---------- Data extract ----------
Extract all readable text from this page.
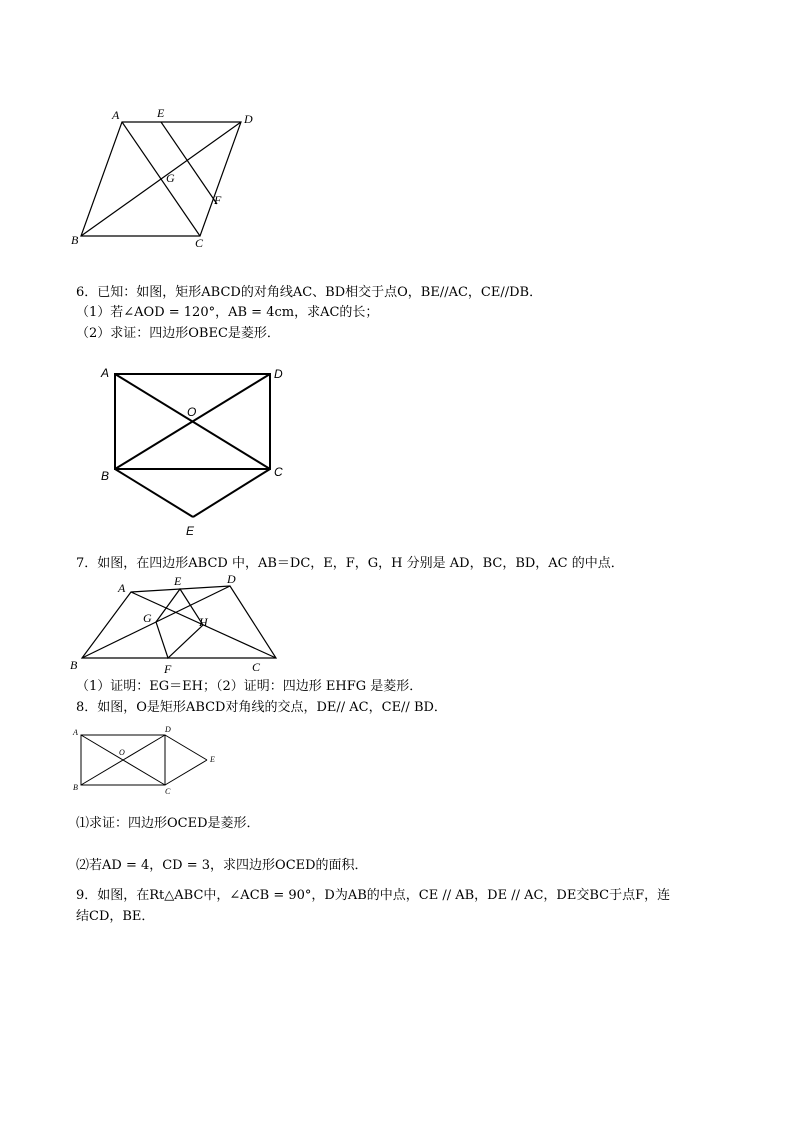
A	E	D
G
F
B	C
6．已知：如图，矩形ABCD的对角线AC、BD相交于点O，BE//AC，CE//DB．
（1）若∠AOD = 120°，AB = 4cm，求AC的长；
（2）求证：四边形OBEC是菱形．
A	D
O
B	C
E
7．如图，在四边形ABCD 中，AB＝DC，E，F，G，H 分别是 AD，BC，BD，AC 的中点．
A	E	D
G	H
B	F	C
（1）证明：EG＝EH；（2）证明：四边形 EHFG 是菱形．
8．如图，O是矩形ABCD对角线的交点，DE// AC，CE// BD．
A	D
O
E
B	C
⑴求证：四边形OCED是菱形．
⑵若AD = 4，CD = 3，求四边形OCED的面积．
9．如图，在Rt△ABC中，∠ACB = 90°，D为AB的中点，CE // AB，DE // AC，DE交BC于点F，连
结CD，BE．
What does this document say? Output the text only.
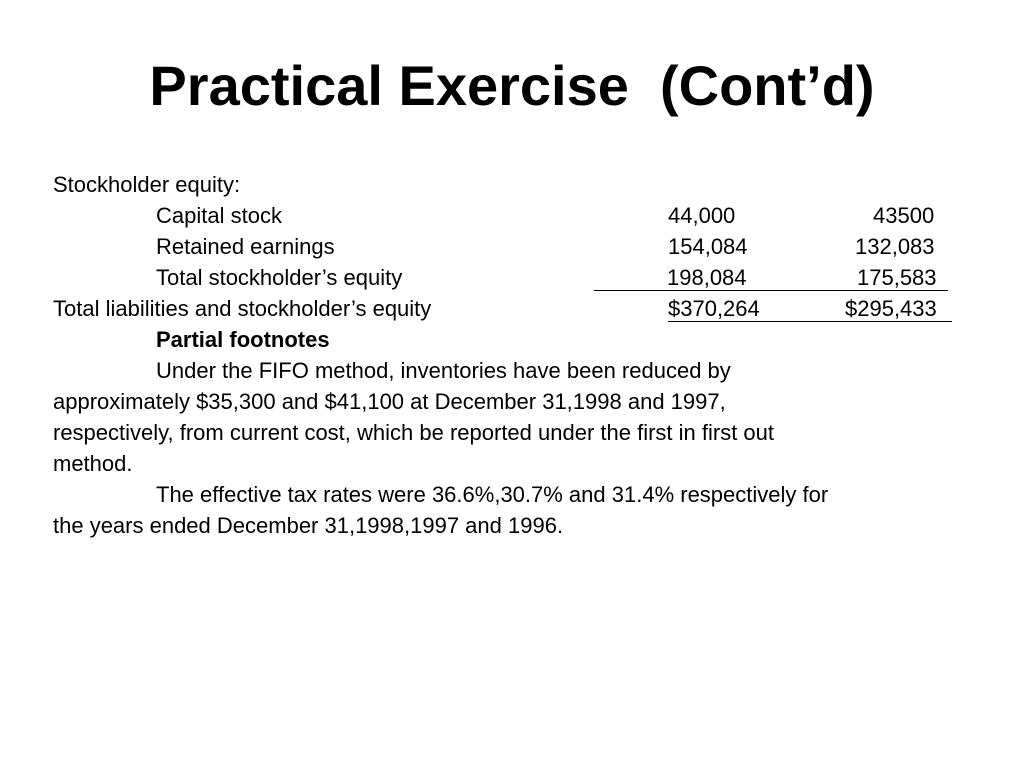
Practical Exercise  (Cont’d)
Stockholder equity:
Capital stock	44,000	43500
Retained earnings	154,084	132,083
Total stockholder’s equity	198,084	175,583
Total liabilities and stockholder’s equity	$370,264	$295,433
Partial footnotes
Under the FIFO method, inventories have been reduced by
approximately $35,300 and $41,100 at December 31,1998 and 1997,
respectively, from current cost, which be reported under the first in first out
method.
The effective tax rates were 36.6%,30.7% and 31.4% respectively for
the years ended December 31,1998,1997 and 1996.
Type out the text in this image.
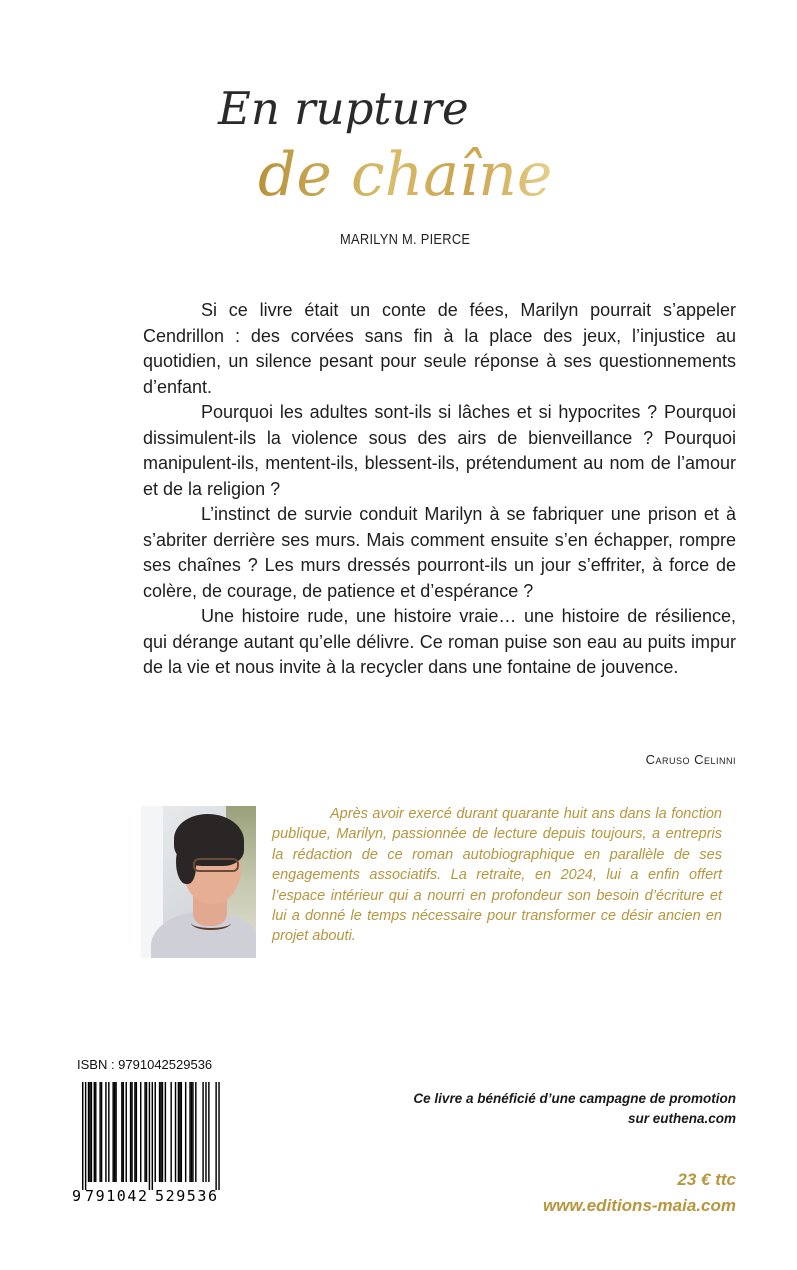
En rupture
de chaîne
MARILYN M. PIERCE

Si ce livre était un conte de fées, Marilyn pourrait s’appeler Cendrillon : des corvées sans fin à la place des jeux, l’injustice au quotidien, un silence pesant pour seule réponse à ses questionnements d’enfant.

Pourquoi les adultes sont-ils si lâches et si hypocrites ? Pourquoi dissimulent-ils la violence sous des airs de bienveillance ? Pourquoi manipulent-ils, mentent-ils, blessent-ils, prétendument au nom de l’amour et de la religion ?

L’instinct de survie conduit Marilyn à se fabriquer une prison et à s’abriter derrière ses murs. Mais comment ensuite s’en échapper, rompre ses chaînes ? Les murs dressés pourront-ils un jour s’effriter, à force de colère, de courage, de patience et d’espérance ?

Une histoire rude, une histoire vraie… une histoire de résilience, qui dérange autant qu’elle délivre. Ce roman puise son eau au puits impur de la vie et nous invite à la recycler dans une fontaine de jouvence.

Caruso Celinni

Après avoir exercé durant quarante huit ans dans la fonction publique, Marilyn, passionnée de lecture depuis toujours, a entrepris la rédaction de ce roman autobiographique en parallèle de ses engagements associatifs. La retraite, en 2024, lui a enfin offert l’espace intérieur qui a nourri en profondeur son besoin d’écriture et lui a donné le temps nécessaire pour transformer ce désir ancien en projet abouti.

ISBN : 9791042529536
9 791042 529536
Ce livre a bénéficié d’une campagne de promotion
sur euthena.com
23 € ttc
www.editions-maia.com
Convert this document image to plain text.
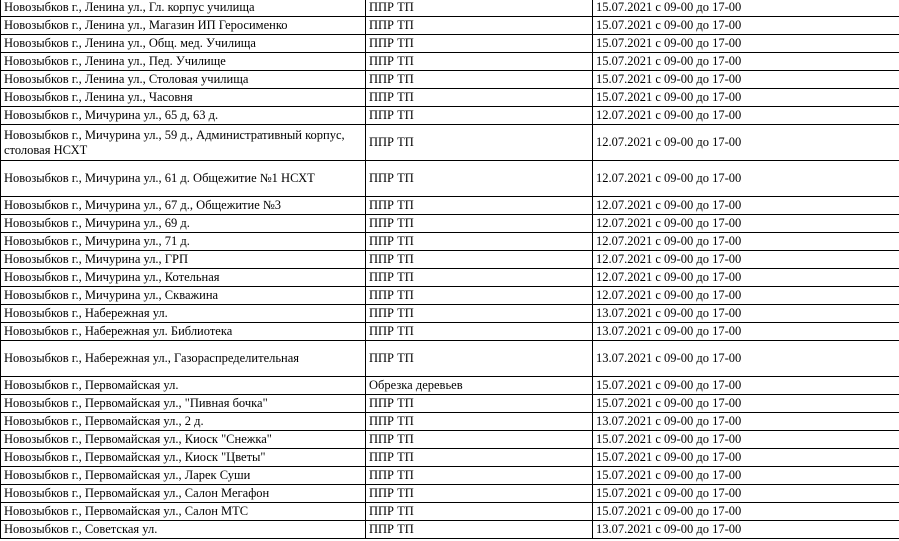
Новозыбков г., Ленина ул., Гл. корпус училища	ППР ТП	15.07.2021 с 09-00 до 17-00
Новозыбков г., Ленина ул., Магазин ИП Геросименко	ППР ТП	15.07.2021 с 09-00 до 17-00
Новозыбков г., Ленина ул., Общ. мед. Училища	ППР ТП	15.07.2021 с 09-00 до 17-00
Новозыбков г., Ленина ул., Пед. Училище	ППР ТП	15.07.2021 с 09-00 до 17-00
Новозыбков г., Ленина ул., Столовая училища	ППР ТП	15.07.2021 с 09-00 до 17-00
Новозыбков г., Ленина ул., Часовня	ППР ТП	15.07.2021 с 09-00 до 17-00
Новозыбков г., Мичурина ул., 65 д, 63 д.	ППР ТП	12.07.2021 с 09-00 до 17-00
Новозыбков г., Мичурина ул., 59 д., Административный корпус, столовая НСХТ	ППР ТП	12.07.2021 с 09-00 до 17-00
Новозыбков г., Мичурина ул., 61 д. Общежитие №1 НСХТ	ППР ТП	12.07.2021 с 09-00 до 17-00
Новозыбков г., Мичурина ул., 67 д., Общежитие №3	ППР ТП	12.07.2021 с 09-00 до 17-00
Новозыбков г., Мичурина ул., 69 д.	ППР ТП	12.07.2021 с 09-00 до 17-00
Новозыбков г., Мичурина ул., 71 д.	ППР ТП	12.07.2021 с 09-00 до 17-00
Новозыбков г., Мичурина ул., ГРП	ППР ТП	12.07.2021 с 09-00 до 17-00
Новозыбков г., Мичурина ул., Котельная	ППР ТП	12.07.2021 с 09-00 до 17-00
Новозыбков г., Мичурина ул., Скважина	ППР ТП	12.07.2021 с 09-00 до 17-00
Новозыбков г., Набережная ул.	ППР ТП	13.07.2021 с 09-00 до 17-00
Новозыбков г., Набережная ул. Библиотека	ППР ТП	13.07.2021 с 09-00 до 17-00
Новозыбков г., Набережная ул., Газораспределительная	ППР ТП	13.07.2021 с 09-00 до 17-00
Новозыбков г., Первомайская ул.	Обрезка деревьев	15.07.2021 с 09-00 до 17-00
Новозыбков г., Первомайская ул., "Пивная бочка"	ППР ТП	15.07.2021 с 09-00 до 17-00
Новозыбков г., Первомайская ул., 2 д.	ППР ТП	13.07.2021 с 09-00 до 17-00
Новозыбков г., Первомайская ул., Киоск "Снежка"	ППР ТП	15.07.2021 с 09-00 до 17-00
Новозыбков г., Первомайская ул., Киоск "Цветы"	ППР ТП	15.07.2021 с 09-00 до 17-00
Новозыбков г., Первомайская ул., Ларек Суши	ППР ТП	15.07.2021 с 09-00 до 17-00
Новозыбков г., Первомайская ул., Салон Мегафон	ППР ТП	15.07.2021 с 09-00 до 17-00
Новозыбков г., Первомайская ул., Салон МТС	ППР ТП	15.07.2021 с 09-00 до 17-00
Новозыбков г., Советская ул.	ППР ТП	13.07.2021 с 09-00 до 17-00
----------
→ Exercise task
Check each line of the records above for "Общежитие", and copy those that have it.

→ Completed exercise
Новозыбков г., Мичурина ул., 61 д. Общежитие №1 НСХТ	ППР ТП	12.07.2021 с 09-00 до 17-00
Новозыбков г., Мичурина ул., 67 д., Общежитие №3	ППР ТП	12.07.2021 с 09-00 до 17-00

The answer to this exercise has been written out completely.